--- BEGIN ---

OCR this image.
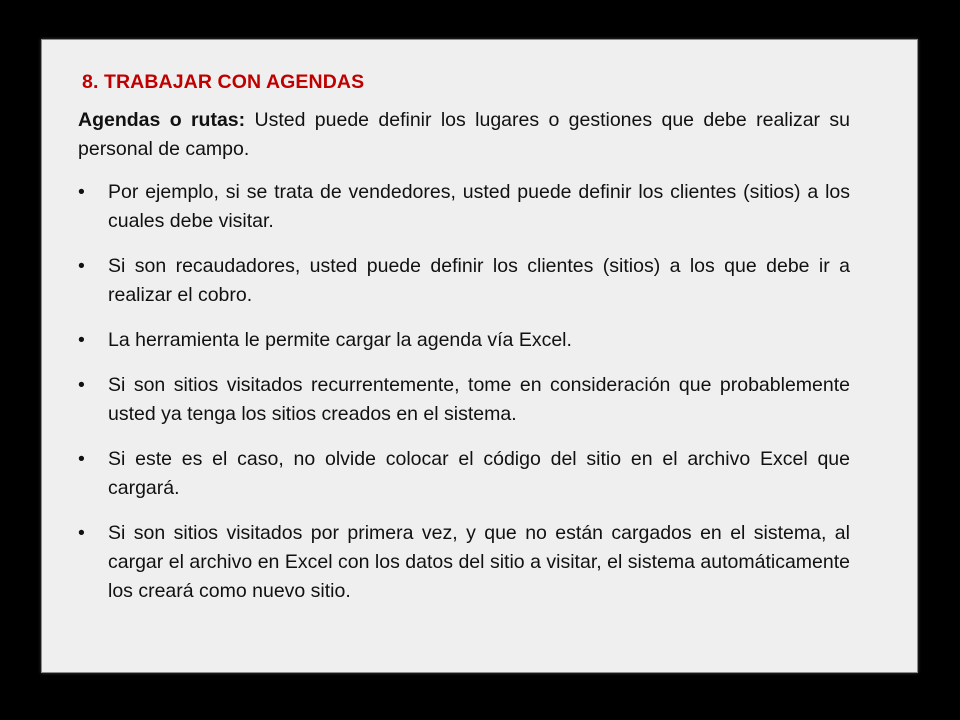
8. TRABAJAR CON AGENDAS

Agendas o rutas: Usted puede definir los lugares o gestiones que debe realizar su personal de campo.

•	Por ejemplo, si se trata de vendedores, usted puede definir los clientes (sitios) a los cuales debe visitar.
•	Si son recaudadores, usted puede definir los clientes (sitios) a los que debe ir a realizar el cobro.
•	La herramienta le permite cargar la agenda vía Excel.
•	Si son sitios visitados recurrentemente, tome en consideración que probablemente usted ya tenga los sitios creados en el sistema.
•	Si este es el caso, no olvide colocar el código del sitio en el archivo Excel que cargará.
•	Si son sitios visitados por primera vez, y que no están cargados en el sistema, al cargar el archivo en Excel con los datos del sitio a visitar, el sistema automáticamente los creará como nuevo sitio.
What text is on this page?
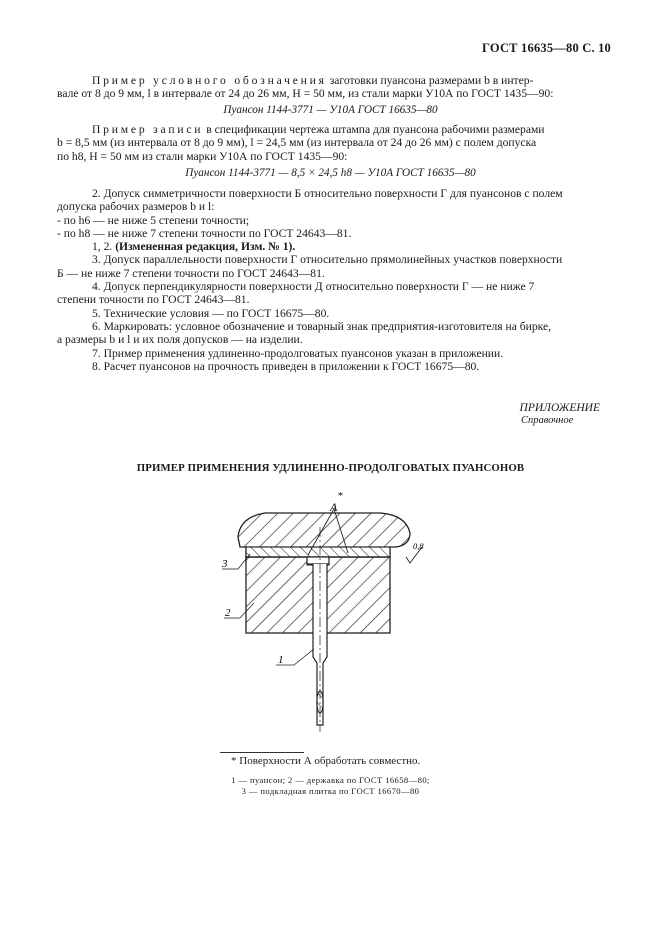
ГОСТ 16635—80 С. 10
Пример условного обозначения заготовки пуансона размерами b в интер-
вале от 8 до 9 мм, l в интервале от 24 до 26 мм, H = 50 мм, из стали марки У10А по ГОСТ 1435—90:
Пуансон 1144-3771 — У10А ГОСТ 16635—80
Пример записи в спецификации чертежа штампа для пуансона рабочими размерами
b = 8,5 мм (из интервала от 8 до 9 мм), l = 24,5 мм (из интервала от 24 до 26 мм) с полем допуска
по h8, H = 50 мм из стали марки У10А по ГОСТ 1435—90:
Пуансон 1144-3771 — 8,5 × 24,5 h8 — У10А ГОСТ 16635—80
2. Допуск симметричности поверхности Б относительно поверхности Г для пуансонов с полем
допуска рабочих размеров b и l:
- по h6 — не ниже 5 степени точности;
- по h8 — не ниже 7 степени точности по ГОСТ 24643—81.
1, 2. (Измененная редакция, Изм. № 1).
3. Допуск параллельности поверхности Г относительно прямолинейных участков поверхности
Б — не ниже 7 степени точности по ГОСТ 24643—81.
4. Допуск перпендикулярности поверхности Д относительно поверхности Г — не ниже 7
степени точности по ГОСТ 24643—81.
5. Технические условия — по ГОСТ 16675—80.
6. Маркировать: условное обозначение и товарный знак предприятия-изготовителя на бирке,
а размеры b и l и их поля допусков — на изделии.
7. Пример применения удлиненно-продолговатых пуансонов указан в приложении.
8. Расчет пуансонов на прочность приведен в приложении к ГОСТ 16675—80.
ПРИЛОЖЕНИЕ
Справочное
ПРИМЕР ПРИМЕНЕНИЯ УДЛИНЕННО-ПРОДОЛГОВАТЫХ ПУАНСОНОВ
А
*
0,8
3
2
1
* Поверхности А обработать совместно.
1 — пуансон; 2 — державка по ГОСТ 16658—80;
3 — подкладная плитка по ГОСТ 16670—80
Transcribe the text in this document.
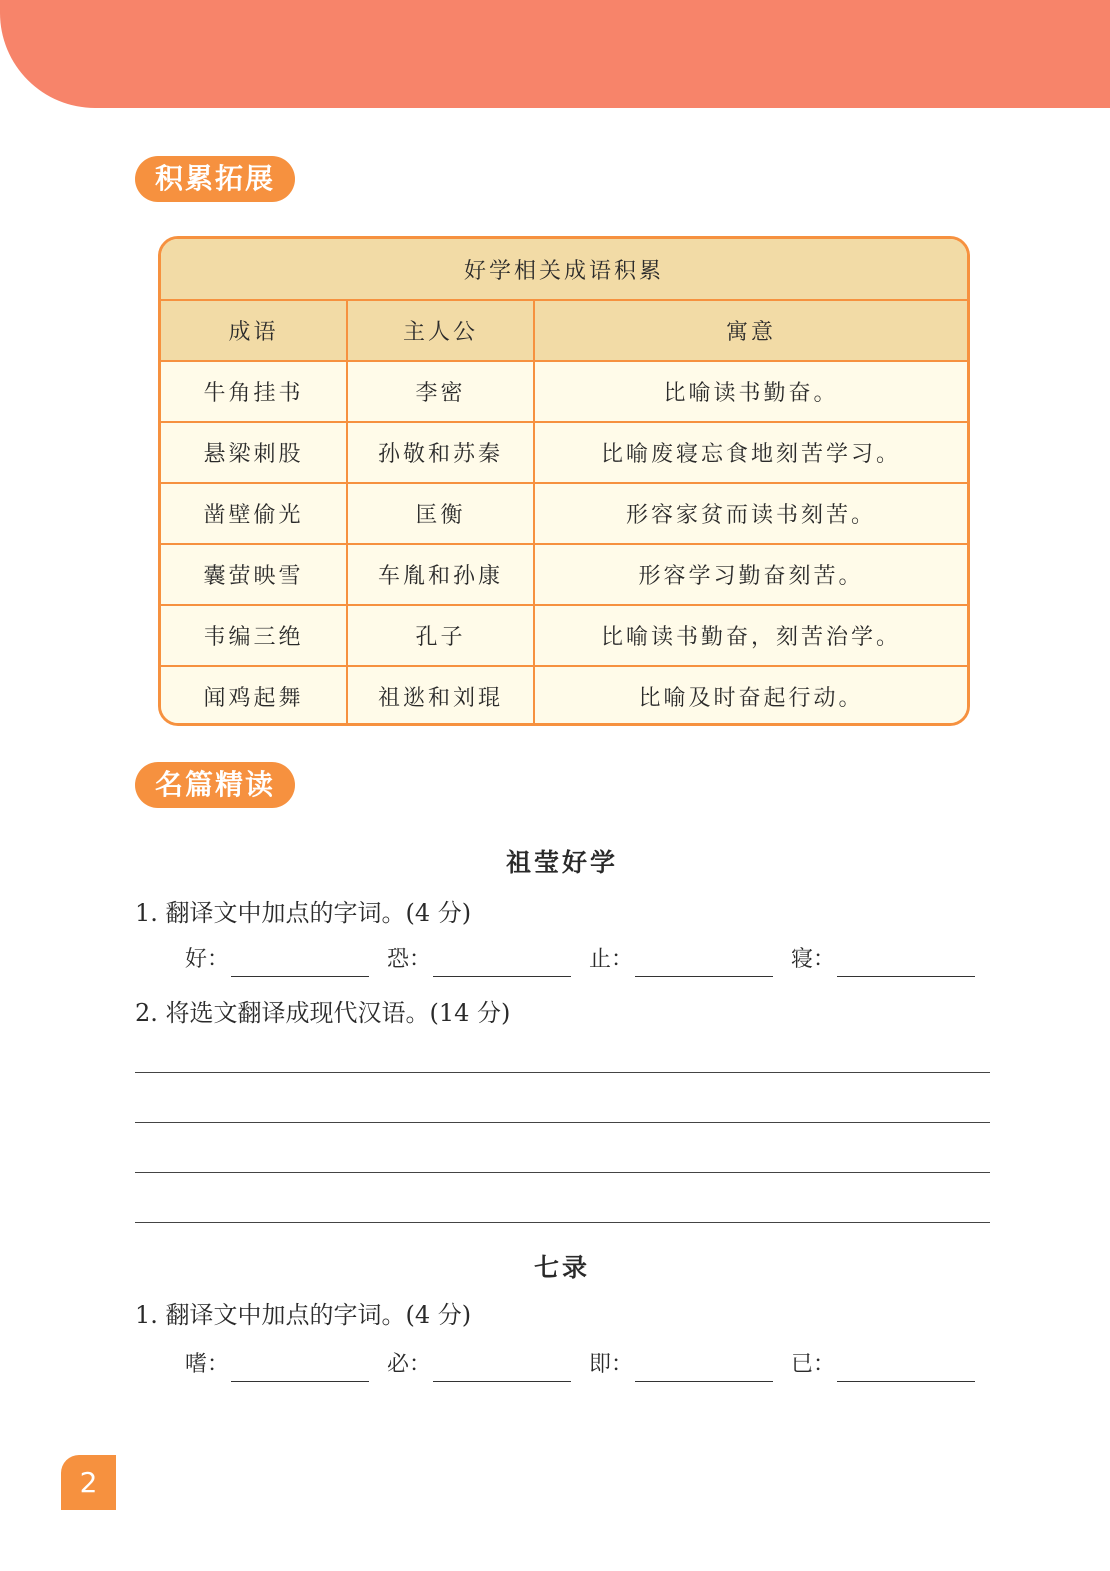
积累拓展
好学相关成语积累		
成语	主人公	寓意
牛角挂书	李密	比喻读书勤奋。
悬梁刺股	孙敬和苏秦	比喻废寝忘食地刻苦学习。
凿壁偷光	匡衡	形容家贫而读书刻苦。
囊萤映雪	车胤和孙康	形容学习勤奋刻苦。
韦编三绝	孔子	比喻读书勤奋，刻苦治学。
闻鸡起舞	祖逖和刘琨	比喻及时奋起行动。
名篇精读
祖莹好学
1. 翻译文中加点的字词。(4 分)
好：	恐：	止：	寝：
2. 将选文翻译成现代汉语。(14 分)
七录
1. 翻译文中加点的字词。(4 分)
嗜：	必：	即：	已：
2
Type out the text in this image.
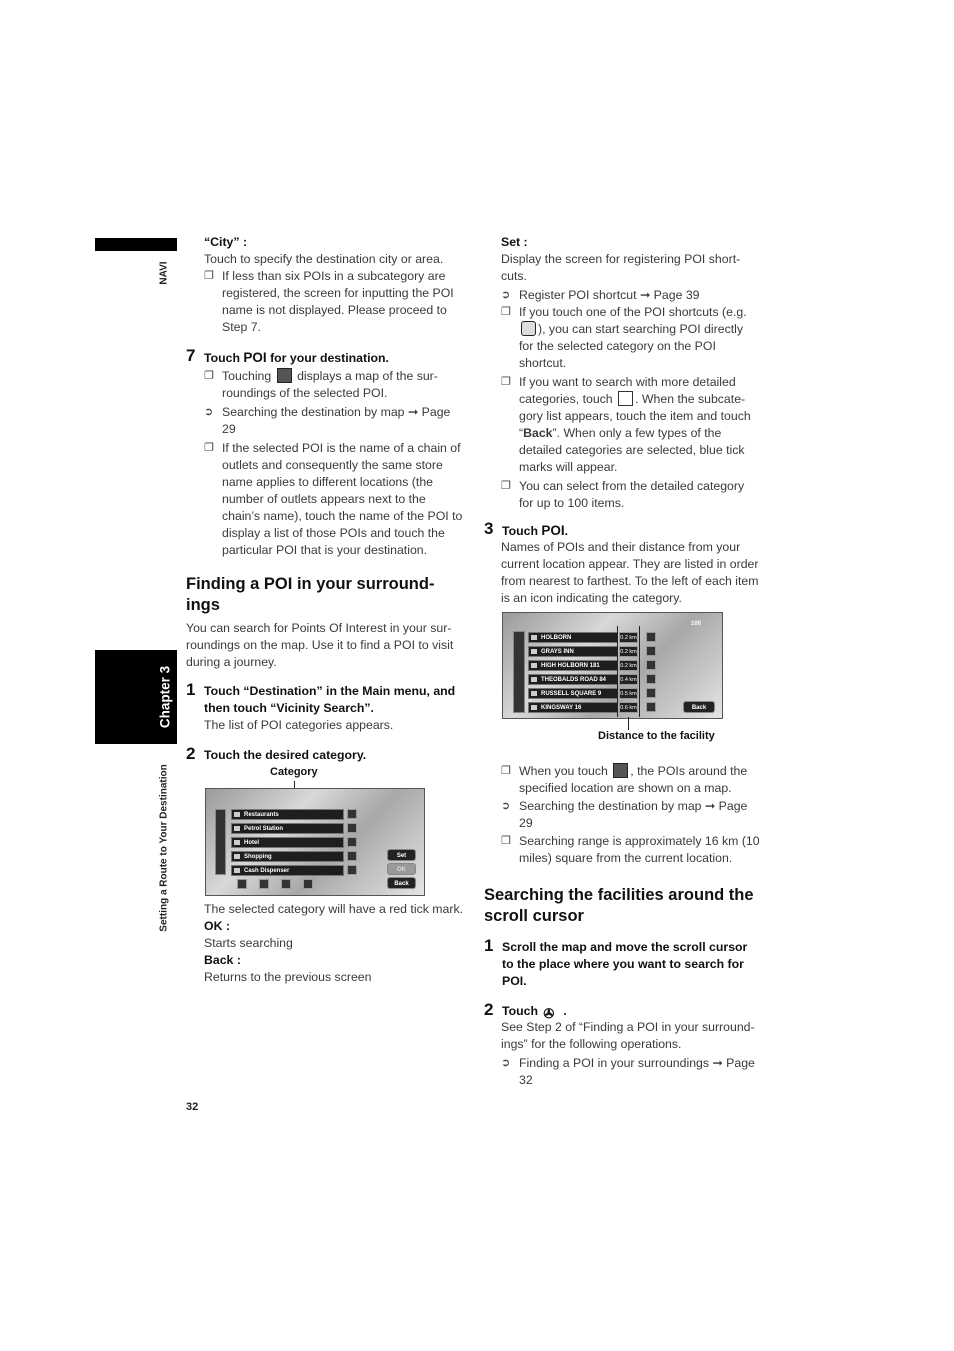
NAVI
Chapter 3
Setting a Route to Your Destination
“City” :
Touch to specify the destination city or area.
❐ If less than six POIs in a subcategory are registered, the screen for inputting the POI name is not displayed. Please proceed to Step 7.
7 Touch POI for your destination.
❐ Touching displays a map of the sur-roundings of the selected POI.
➲ Searching the destination by map ➞ Page 29
❐ If the selected POI is the name of a chain of outlets and consequently the same store name applies to different locations (the number of outlets appears next to the chain’s name), touch the name of the POI to display a list of those POIs and touch the particular POI that is your destination.
Finding a POI in your surround-ings
You can search for Points Of Interest in your sur-roundings on the map. Use it to find a POI to visit during a journey.
1 Touch “Destination” in the Main menu, and then touch “Vicinity Search”.
The list of POI categories appears.
2 Touch the desired category.
Category
Restaurants
Petrol Station
Hotel
Shopping
Cash Dispenser
Set
OK
Back
The selected category will have a red tick mark.
OK :
Starts searching
Back :
Returns to the previous screen
32
Set :
Display the screen for registering POI short-cuts.
➲ Register POI shortcut ➞ Page 39
❐ If you touch one of the POI shortcuts (e.g. ), you can start searching POI directly for the selected category on the POI shortcut.
❐ If you want to search with more detailed categories, touch . When the subcate-gory list appears, touch the item and touch “Back”. When only a few types of the detailed categories are selected, blue tick marks will appear.
❐ You can select from the detailed category for up to 100 items.
3 Touch POI.
Names of POIs and their distance from your current location appear. They are listed in order from nearest to farthest. To the left of each item is an icon indicating the category.
HOLBORN
GRAYS INN
HIGH HOLBORN 181
THEOBALDS ROAD 84
RUSSELL SQUARE 9
KINGSWAY 16
0.2 km
0.2 km
0.2 km
0.4 km
0.5 km
0.6 km
100
Back
Distance to the facility
❐ When you touch , the POIs around the specified location are shown on a map.
➲ Searching the destination by map ➞ Page 29
❐ Searching range is approximately 16 km (10 miles) square from the current location.
Searching the facilities around the scroll cursor
1 Scroll the map and move the scroll cursor to the place where you want to search for POI.
2 Touch ✇ .
See Step 2 of “Finding a POI in your surround-ings” for the following operations.
➲ Finding a POI in your surroundings ➞ Page 32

--- END ---

● **Directions**:
Find each line holding the string "this" and copy it out.

● **Solved exercise**:
OCR this image.
What text is on this page?
Transcribe the text in this document.
Type out the text in this image.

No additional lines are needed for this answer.